■ **EXERCISE TASK**: Return all lines from the listing below in which the string "text" occurs.

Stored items

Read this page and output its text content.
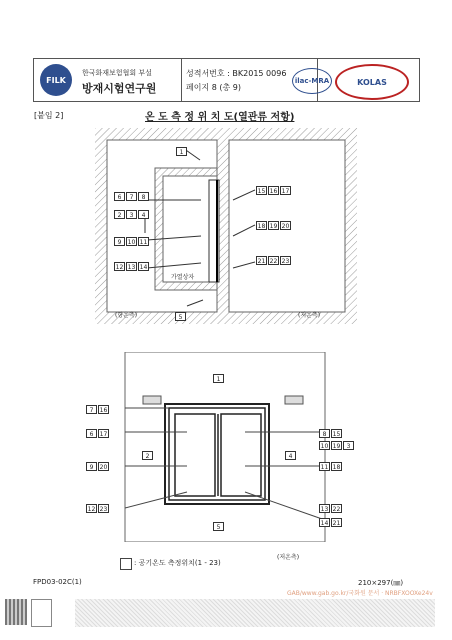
FILK
한국화재보험협회 부설
방재시험연구원
성적서번호 : BK2015 0096
페이지 8 (총 9)
ilac-MRA	KOLAS
[붙임 2]	온 도 측 정 위 치 도(열관류 저항)
가열상자
(항온측)	(저온측)
1
5
6	7	8
2	3	4
9	10 11
12 13 14
15 16 17
18 19 20
21 22 23
1
2	4
5
7	16
6	17
9	20
12 23
8	15
10 19	3
11 18
13 22
14 21
(저온측)
: 공기온도 측정위치(1 - 23)
FPD03-02C(1)	210×297(㎜)
GAB/www.gab.go.kr/국화원 문서 · NRBFXOOXe24v
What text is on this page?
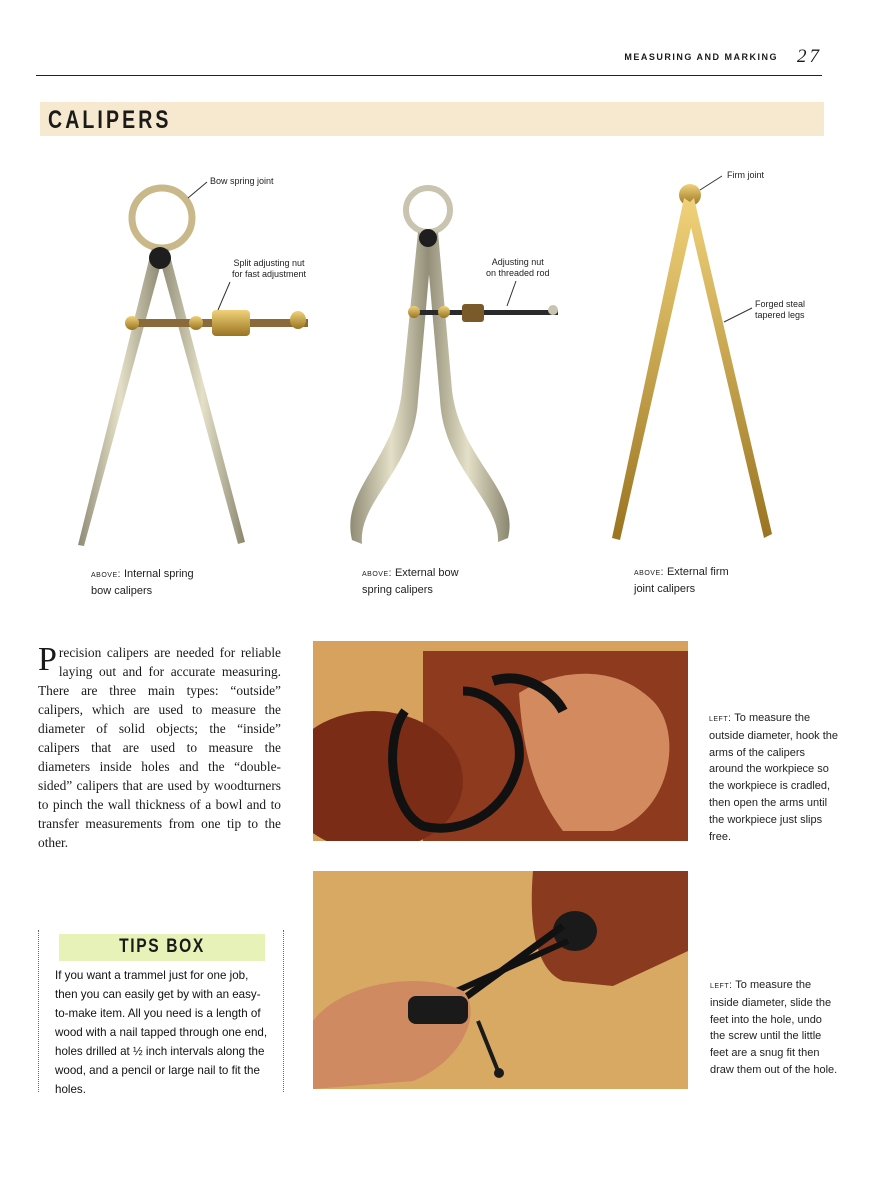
MEASURING AND MARKING 27
CALIPERS
Bow spring joint
Split adjusting nut
for fast adjustment
Adjusting nut
on threaded rod
Firm joint
Forged steal
tapered legs
above: Internal spring
bow calipers
above: External bow
spring calipers
above: External firm
joint calipers
Precision calipers are needed for reliable laying out and for accurate measuring. There are three main types: “outside” calipers, which are used to measure the diameter of solid objects; the “inside” calipers that are used to measure the diameters inside holes and the “double-sided” calipers that are used by woodturners to pinch the wall thickness of a bowl and to transfer measurements from one tip to the other.
left: To measure the outside diameter, hook the arms of the calipers around the workpiece so the workpiece is cradled, then open the arms until the workpiece just slips free.
left: To measure the inside diameter, slide the feet into the hole, undo the screw until the little feet are a snug fit then draw them out of the hole.
TIPS BOX
If you want a trammel just for one job, then you can easily get by with an easy-to-make item. All you need is a length of wood with a nail tapped through one end, holes drilled at ½ inch intervals along the wood, and a pencil or large nail to fit the holes.
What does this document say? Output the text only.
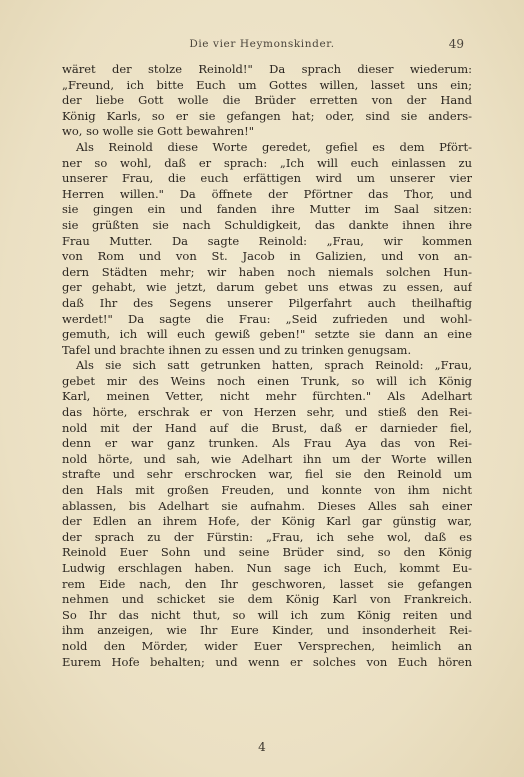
Die vier Heymonskinder.	49
wäret der stolze Reinold!" Da sprach dieser wiederum:
„Freund, ich bitte Euch um Gottes willen, lasset uns ein;
der liebe Gott wolle die Brüder erretten von der Hand
König Karls, so er sie gefangen hat; oder, sind sie anders-
wo, so wolle sie Gott bewahren!"
Als Reinold diese Worte geredet, gefiel es dem Pfört-
ner so wohl, daß er sprach: „Ich will euch einlassen zu
unserer Frau, die euch erfättigen wird um unserer vier
Herren willen." Da öffnete der Pförtner das Thor, und
sie gingen ein und fanden ihre Mutter im Saal sitzen:
sie grüßten sie nach Schuldigkeit, das dankte ihnen ihre
Frau Mutter. Da sagte Reinold: „Frau, wir kommen
von Rom und von St. Jacob in Galizien, und von an-
dern Städten mehr; wir haben noch niemals solchen Hun-
ger gehabt, wie jetzt, darum gebet uns etwas zu essen, auf
daß Ihr des Segens unserer Pilgerfahrt auch theilhaftig
werdet!" Da sagte die Frau: „Seid zufrieden und wohl-
gemuth, ich will euch gewiß geben!" setzte sie dann an eine
Tafel und brachte ihnen zu essen und zu trinken genugsam.
Als sie sich satt getrunken hatten, sprach Reinold: „Frau,
gebet mir des Weins noch einen Trunk, so will ich König
Karl, meinen Vetter, nicht mehr fürchten." Als Adelhart
das hörte, erschrak er von Herzen sehr, und stieß den Rei-
nold mit der Hand auf die Brust, daß er darnieder fiel,
denn er war ganz trunken. Als Frau Aya das von Rei-
nold hörte, und sah, wie Adelhart ihn um der Worte willen
strafte und sehr erschrocken war, fiel sie den Reinold um
den Hals mit großen Freuden, und konnte von ihm nicht
ablassen, bis Adelhart sie aufnahm. Dieses Alles sah einer
der Edlen an ihrem Hofe, der König Karl gar günstig war,
der sprach zu der Fürstin: „Frau, ich sehe wol, daß es
Reinold Euer Sohn und seine Brüder sind, so den König
Ludwig erschlagen haben. Nun sage ich Euch, kommt Eu-
rem Eide nach, den Ihr geschworen, lasset sie gefangen
nehmen und schicket sie dem König Karl von Frankreich.
So Ihr das nicht thut, so will ich zum König reiten und
ihm anzeigen, wie Ihr Eure Kinder, und insonderheit Rei-
nold den Mörder, wider Euer Versprechen, heimlich an
Eurem Hofe behalten; und wenn er solches von Euch hören
4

■ **ANSWER BELOW**:
Read this page and output its text content.
What text is on this page?
What does this document say? Output the text only.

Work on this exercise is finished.